— BEGIN —

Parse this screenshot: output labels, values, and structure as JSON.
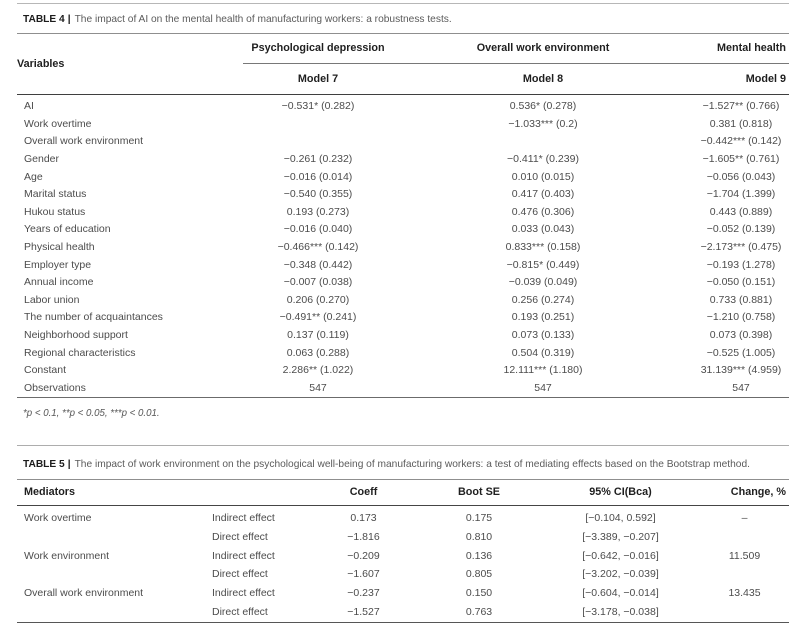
{
  "colors": {
    "background": "#ffffff",
    "body_text": "#4c4c4c",
    "heading_text": "#1f1f1f",
    "rule_dark": "#3f3f3f",
    "rule_light": "#adadad"
  },
  "table4": {
    "caption_label": "TABLE 4",
    "caption_bar": "|",
    "caption_text": "The impact of AI on the mental health of manufacturing workers: a robustness tests.",
    "headers": {
      "variables": "Variables",
      "group1": "Psychological depression",
      "group2": "Overall work environment",
      "group3": "Mental health",
      "model7": "Model 7",
      "model8": "Model 8",
      "model9": "Model 9"
    },
    "rows": [
      [
        "AI",
        "−0.531* (0.282)",
        "0.536* (0.278)",
        "−1.527** (0.766)"
      ],
      [
        "Work overtime",
        "",
        "−1.033*** (0.2)",
        "0.381 (0.818)"
      ],
      [
        "Overall work environment",
        "",
        "",
        "−0.442*** (0.142)"
      ],
      [
        "Gender",
        "−0.261 (0.232)",
        "−0.411* (0.239)",
        "−1.605** (0.761)"
      ],
      [
        "Age",
        "−0.016 (0.014)",
        "0.010 (0.015)",
        "−0.056 (0.043)"
      ],
      [
        "Marital status",
        "−0.540 (0.355)",
        "0.417 (0.403)",
        "−1.704 (1.399)"
      ],
      [
        "Hukou status",
        "0.193 (0.273)",
        "0.476 (0.306)",
        "0.443 (0.889)"
      ],
      [
        "Years of education",
        "−0.016 (0.040)",
        "0.033 (0.043)",
        "−0.052 (0.139)"
      ],
      [
        "Physical health",
        "−0.466*** (0.142)",
        "0.833*** (0.158)",
        "−2.173*** (0.475)"
      ],
      [
        "Employer type",
        "−0.348 (0.442)",
        "−0.815* (0.449)",
        "−0.193 (1.278)"
      ],
      [
        "Annual income",
        "−0.007 (0.038)",
        "−0.039 (0.049)",
        "−0.050 (0.151)"
      ],
      [
        "Labor union",
        "0.206 (0.270)",
        "0.256 (0.274)",
        "0.733 (0.881)"
      ],
      [
        "The number of acquaintances",
        "−0.491** (0.241)",
        "0.193 (0.251)",
        "−1.210 (0.758)"
      ],
      [
        "Neighborhood support",
        "0.137 (0.119)",
        "0.073 (0.133)",
        "0.073 (0.398)"
      ],
      [
        "Regional characteristics",
        "0.063 (0.288)",
        "0.504 (0.319)",
        "−0.525 (1.005)"
      ],
      [
        "Constant",
        "2.286** (1.022)",
        "12.111*** (1.180)",
        "31.139*** (4.959)"
      ],
      [
        "Observations",
        "547",
        "547",
        "547"
      ]
    ],
    "footnote": "*p < 0.1, **p < 0.05, ***p < 0.01."
  },
  "table5": {
    "caption_label": "TABLE 5",
    "caption_bar": "|",
    "caption_text": "The impact of work environment on the psychological well-being of manufacturing workers: a test of mediating effects based on the Bootstrap method.",
    "headers": [
      "Mediators",
      "",
      "Coeff",
      "Boot SE",
      "95% CI(Bca)",
      "Change, %"
    ],
    "rows": [
      [
        "Work overtime",
        "Indirect effect",
        "0.173",
        "0.175",
        "[−0.104, 0.592]",
        "–"
      ],
      [
        "",
        "Direct effect",
        "−1.816",
        "0.810",
        "[−3.389, −0.207]",
        ""
      ],
      [
        "Work environment",
        "Indirect effect",
        "−0.209",
        "0.136",
        "[−0.642, −0.016]",
        "11.509"
      ],
      [
        "",
        "Direct effect",
        "−1.607",
        "0.805",
        "[−3.202, −0.039]",
        ""
      ],
      [
        "Overall work environment",
        "Indirect effect",
        "−0.237",
        "0.150",
        "[−0.604, −0.014]",
        "13.435"
      ],
      [
        "",
        "Direct effect",
        "−1.527",
        "0.763",
        "[−3.178, −0.038]",
        ""
      ]
    ]
  }
}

— END —

■ Given request: Your copy should hold every record word for word and none of the pictures.

■ Finished exercise:
Parse this screenshot: output labels, values, and structure as JSON.
{
  "colors": {
    "background": "#ffffff",
    "body_text": "#4c4c4c",
    "heading_text": "#1f1f1f",
    "rule_dark": "#3f3f3f",
    "rule_light": "#adadad"
  },
  "table4": {
    "caption_label": "TABLE 4",
    "caption_bar": "|",
    "caption_text": "The impact of AI on the mental health of manufacturing workers: a robustness tests.",
    "headers": {
      "variables": "Variables",
      "group1": "Psychological depression",
      "group2": "Overall work environment",
      "group3": "Mental health",
      "model7": "Model 7",
      "model8": "Model 8",
      "model9": "Model 9"
    },
    "rows": [
      [
        "AI",
        "−0.531* (0.282)",
        "0.536* (0.278)",
        "−1.527** (0.766)"
      ],
      [
        "Work overtime",
        "",
        "−1.033*** (0.2)",
        "0.381 (0.818)"
      ],
      [
        "Overall work environment",
        "",
        "",
        "−0.442*** (0.142)"
      ],
      [
        "Gender",
        "−0.261 (0.232)",
        "−0.411* (0.239)",
        "−1.605** (0.761)"
      ],
      [
        "Age",
        "−0.016 (0.014)",
        "0.010 (0.015)",
        "−0.056 (0.043)"
      ],
      [
        "Marital status",
        "−0.540 (0.355)",
        "0.417 (0.403)",
        "−1.704 (1.399)"
      ],
      [
        "Hukou status",
        "0.193 (0.273)",
        "0.476 (0.306)",
        "0.443 (0.889)"
      ],
      [
        "Years of education",
        "−0.016 (0.040)",
        "0.033 (0.043)",
        "−0.052 (0.139)"
      ],
      [
        "Physical health",
        "−0.466*** (0.142)",
        "0.833*** (0.158)",
        "−2.173*** (0.475)"
      ],
      [
        "Employer type",
        "−0.348 (0.442)",
        "−0.815* (0.449)",
        "−0.193 (1.278)"
      ],
      [
        "Annual income",
        "−0.007 (0.038)",
        "−0.039 (0.049)",
        "−0.050 (0.151)"
      ],
      [
        "Labor union",
        "0.206 (0.270)",
        "0.256 (0.274)",
        "0.733 (0.881)"
      ],
      [
        "The number of acquaintances",
        "−0.491** (0.241)",
        "0.193 (0.251)",
        "−1.210 (0.758)"
      ],
      [
        "Neighborhood support",
        "0.137 (0.119)",
        "0.073 (0.133)",
        "0.073 (0.398)"
      ],
      [
        "Regional characteristics",
        "0.063 (0.288)",
        "0.504 (0.319)",
        "−0.525 (1.005)"
      ],
      [
        "Constant",
        "2.286** (1.022)",
        "12.111*** (1.180)",
        "31.139*** (4.959)"
      ],
      [
        "Observations",
        "547",
        "547",
        "547"
      ]
    ],
    "footnote": "*p < 0.1, **p < 0.05, ***p < 0.01."
  },
  "table5": {
    "caption_label": "TABLE 5",
    "caption_bar": "|",
    "caption_text": "The impact of work environment on the psychological well-being of manufacturing workers: a test of mediating effects based on the Bootstrap method.",
    "headers": [
      "Mediators",
      "",
      "Coeff",
      "Boot SE",
      "95% CI(Bca)",
      "Change, %"
    ],
    "rows": [
      [
        "Work overtime",
        "Indirect effect",
        "0.173",
        "0.175",
        "[−0.104, 0.592]",
        "–"
      ],
      [
        "",
        "Direct effect",
        "−1.816",
        "0.810",
        "[−3.389, −0.207]",
        ""
      ],
      [
        "Work environment",
        "Indirect effect",
        "−0.209",
        "0.136",
        "[−0.642, −0.016]",
        "11.509"
      ],
      [
        "",
        "Direct effect",
        "−1.607",
        "0.805",
        "[−3.202, −0.039]",
        ""
      ],
      [
        "Overall work environment",
        "Indirect effect",
        "−0.237",
        "0.150",
        "[−0.604, −0.014]",
        "13.435"
      ],
      [
        "",
        "Direct effect",
        "−1.527",
        "0.763",
        "[−3.178, −0.038]",
        ""
      ]
    ]
  }
}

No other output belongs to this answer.